Source data:
===

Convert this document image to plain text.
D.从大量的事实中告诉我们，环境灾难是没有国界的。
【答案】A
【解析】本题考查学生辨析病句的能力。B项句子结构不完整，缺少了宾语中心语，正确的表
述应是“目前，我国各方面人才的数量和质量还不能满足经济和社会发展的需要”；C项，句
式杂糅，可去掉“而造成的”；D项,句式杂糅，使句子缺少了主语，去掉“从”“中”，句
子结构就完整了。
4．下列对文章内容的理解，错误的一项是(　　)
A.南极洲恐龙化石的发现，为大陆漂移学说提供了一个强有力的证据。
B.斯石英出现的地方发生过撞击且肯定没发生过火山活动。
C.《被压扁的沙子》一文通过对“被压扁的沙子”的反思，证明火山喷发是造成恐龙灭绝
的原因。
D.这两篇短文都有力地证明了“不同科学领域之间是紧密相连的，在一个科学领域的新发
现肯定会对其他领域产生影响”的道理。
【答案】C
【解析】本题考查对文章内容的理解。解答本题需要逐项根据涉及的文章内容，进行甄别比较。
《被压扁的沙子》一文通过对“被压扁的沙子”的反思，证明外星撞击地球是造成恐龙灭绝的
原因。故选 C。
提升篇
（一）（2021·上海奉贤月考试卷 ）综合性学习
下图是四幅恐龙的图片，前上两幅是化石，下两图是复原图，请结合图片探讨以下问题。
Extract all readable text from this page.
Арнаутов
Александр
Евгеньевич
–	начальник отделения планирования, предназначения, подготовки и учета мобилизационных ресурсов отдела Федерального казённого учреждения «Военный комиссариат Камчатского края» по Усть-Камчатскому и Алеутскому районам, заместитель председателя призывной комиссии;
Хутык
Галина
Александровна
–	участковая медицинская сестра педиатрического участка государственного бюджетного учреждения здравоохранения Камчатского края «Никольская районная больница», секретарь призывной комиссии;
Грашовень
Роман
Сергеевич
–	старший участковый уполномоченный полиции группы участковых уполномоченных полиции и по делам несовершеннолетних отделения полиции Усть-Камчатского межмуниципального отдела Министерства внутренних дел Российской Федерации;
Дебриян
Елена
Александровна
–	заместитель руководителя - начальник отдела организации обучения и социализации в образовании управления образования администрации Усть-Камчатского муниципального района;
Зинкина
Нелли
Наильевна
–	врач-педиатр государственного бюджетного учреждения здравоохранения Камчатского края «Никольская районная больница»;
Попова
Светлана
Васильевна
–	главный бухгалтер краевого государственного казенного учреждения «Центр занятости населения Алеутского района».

===

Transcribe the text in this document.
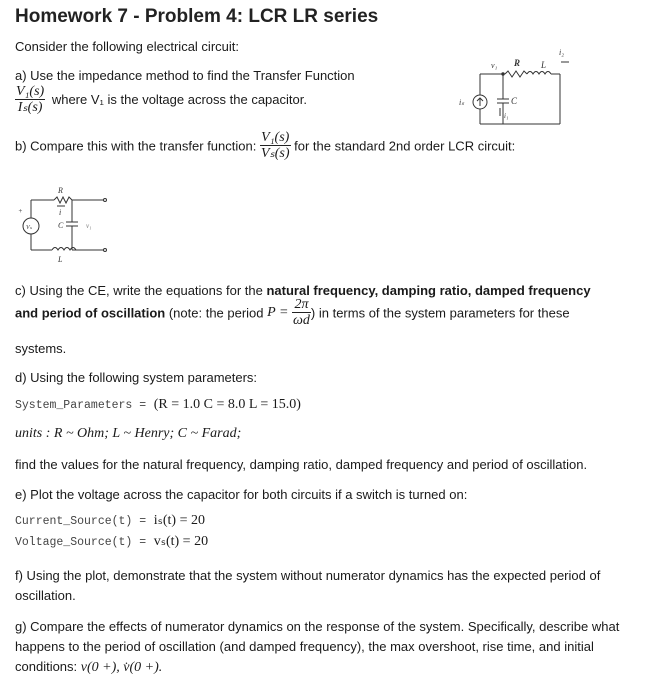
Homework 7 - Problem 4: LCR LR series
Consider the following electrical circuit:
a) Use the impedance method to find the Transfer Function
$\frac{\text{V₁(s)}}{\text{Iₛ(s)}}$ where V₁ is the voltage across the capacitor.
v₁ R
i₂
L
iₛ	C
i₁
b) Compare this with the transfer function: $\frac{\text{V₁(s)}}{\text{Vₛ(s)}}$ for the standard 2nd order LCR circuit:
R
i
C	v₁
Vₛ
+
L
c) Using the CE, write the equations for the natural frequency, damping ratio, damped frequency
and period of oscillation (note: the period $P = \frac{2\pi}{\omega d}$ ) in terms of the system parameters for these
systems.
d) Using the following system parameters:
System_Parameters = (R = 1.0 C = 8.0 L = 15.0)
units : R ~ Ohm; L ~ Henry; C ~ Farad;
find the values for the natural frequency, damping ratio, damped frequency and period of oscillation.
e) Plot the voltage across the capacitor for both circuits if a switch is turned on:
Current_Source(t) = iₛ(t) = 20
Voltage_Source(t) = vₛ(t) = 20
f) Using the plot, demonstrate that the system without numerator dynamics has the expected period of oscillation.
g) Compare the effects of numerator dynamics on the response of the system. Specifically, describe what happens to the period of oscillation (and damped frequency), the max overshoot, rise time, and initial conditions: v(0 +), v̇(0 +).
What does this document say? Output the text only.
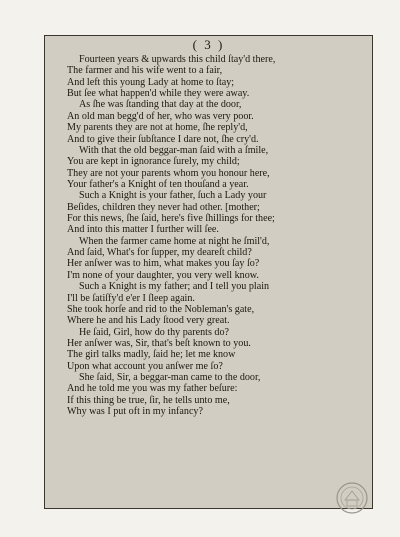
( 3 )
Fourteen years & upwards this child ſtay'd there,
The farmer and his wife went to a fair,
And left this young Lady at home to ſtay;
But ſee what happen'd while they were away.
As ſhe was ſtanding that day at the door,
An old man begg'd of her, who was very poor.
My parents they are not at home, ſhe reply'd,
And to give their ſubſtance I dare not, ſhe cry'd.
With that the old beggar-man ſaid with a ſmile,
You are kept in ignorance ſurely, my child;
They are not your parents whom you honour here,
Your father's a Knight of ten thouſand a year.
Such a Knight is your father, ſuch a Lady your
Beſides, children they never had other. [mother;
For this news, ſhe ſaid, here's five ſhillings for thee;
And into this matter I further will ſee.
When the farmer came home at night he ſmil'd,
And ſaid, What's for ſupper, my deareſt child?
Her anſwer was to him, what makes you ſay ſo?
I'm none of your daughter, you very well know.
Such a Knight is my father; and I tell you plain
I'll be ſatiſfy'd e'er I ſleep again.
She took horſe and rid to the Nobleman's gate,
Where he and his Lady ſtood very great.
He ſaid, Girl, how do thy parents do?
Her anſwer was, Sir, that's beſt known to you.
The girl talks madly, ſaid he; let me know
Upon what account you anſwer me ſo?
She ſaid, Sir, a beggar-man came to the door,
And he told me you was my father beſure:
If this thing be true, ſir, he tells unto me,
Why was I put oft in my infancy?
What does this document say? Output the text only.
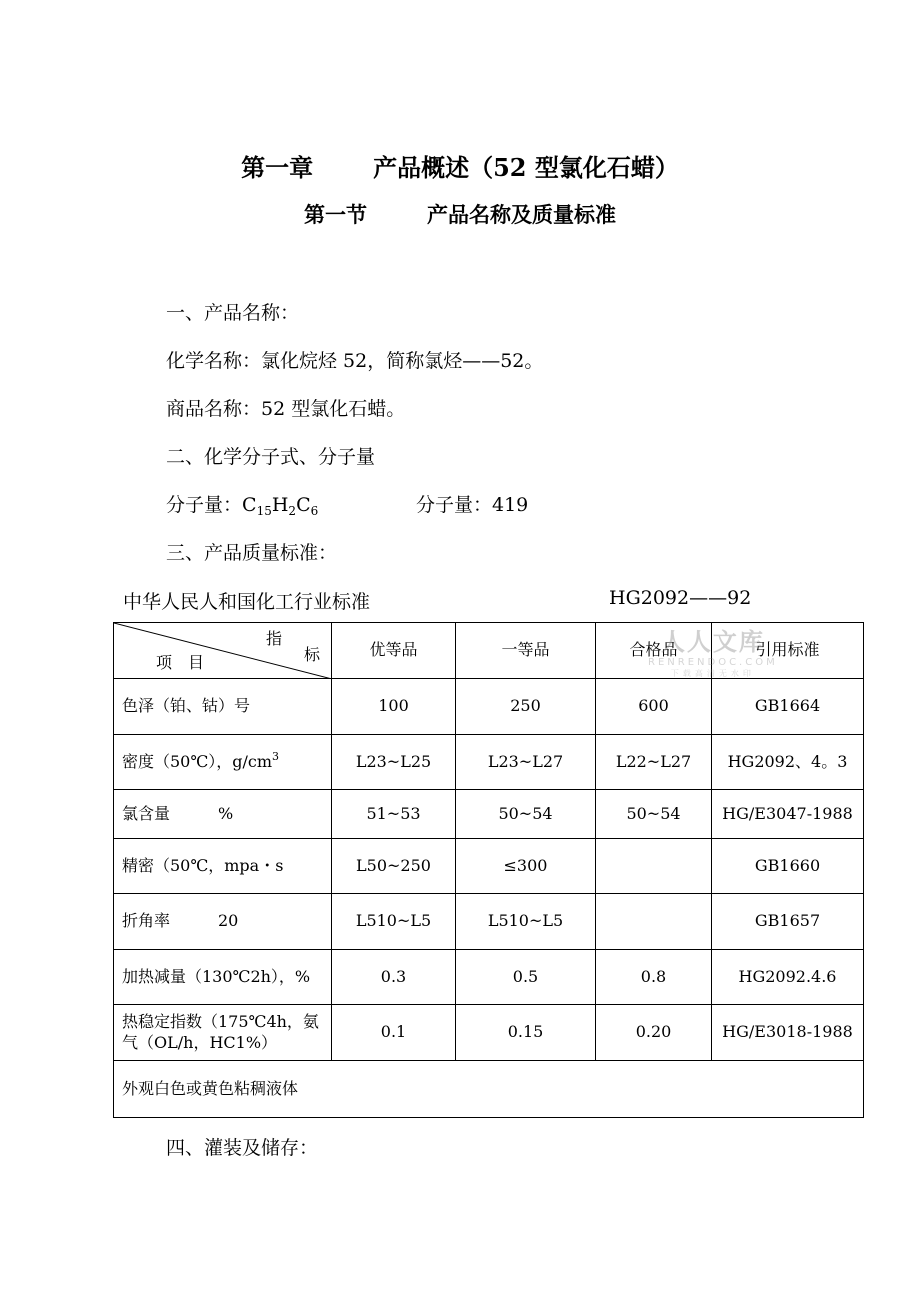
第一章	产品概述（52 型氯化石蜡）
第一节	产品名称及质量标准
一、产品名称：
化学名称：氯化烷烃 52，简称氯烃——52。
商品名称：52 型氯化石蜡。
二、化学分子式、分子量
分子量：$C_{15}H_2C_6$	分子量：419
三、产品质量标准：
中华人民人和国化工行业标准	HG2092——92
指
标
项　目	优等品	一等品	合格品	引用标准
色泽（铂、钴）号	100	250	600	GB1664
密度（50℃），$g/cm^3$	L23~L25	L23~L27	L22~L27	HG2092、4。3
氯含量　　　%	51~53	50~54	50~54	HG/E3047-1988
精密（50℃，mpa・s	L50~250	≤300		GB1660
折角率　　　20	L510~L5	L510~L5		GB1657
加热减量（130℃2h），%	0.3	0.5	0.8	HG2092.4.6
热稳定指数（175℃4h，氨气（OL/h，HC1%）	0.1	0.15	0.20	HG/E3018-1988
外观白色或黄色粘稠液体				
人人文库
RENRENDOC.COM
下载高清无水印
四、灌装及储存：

===

Set task -> Reproduce every line of the listing above in which the string "across" appears.

Response ->
$\frac{\text{V₁(s)}}{\text{Iₛ(s)}}$ where V₁ is the voltage across the capacitor.
e) Plot the voltage across the capacitor for both circuits if a switch is turned on:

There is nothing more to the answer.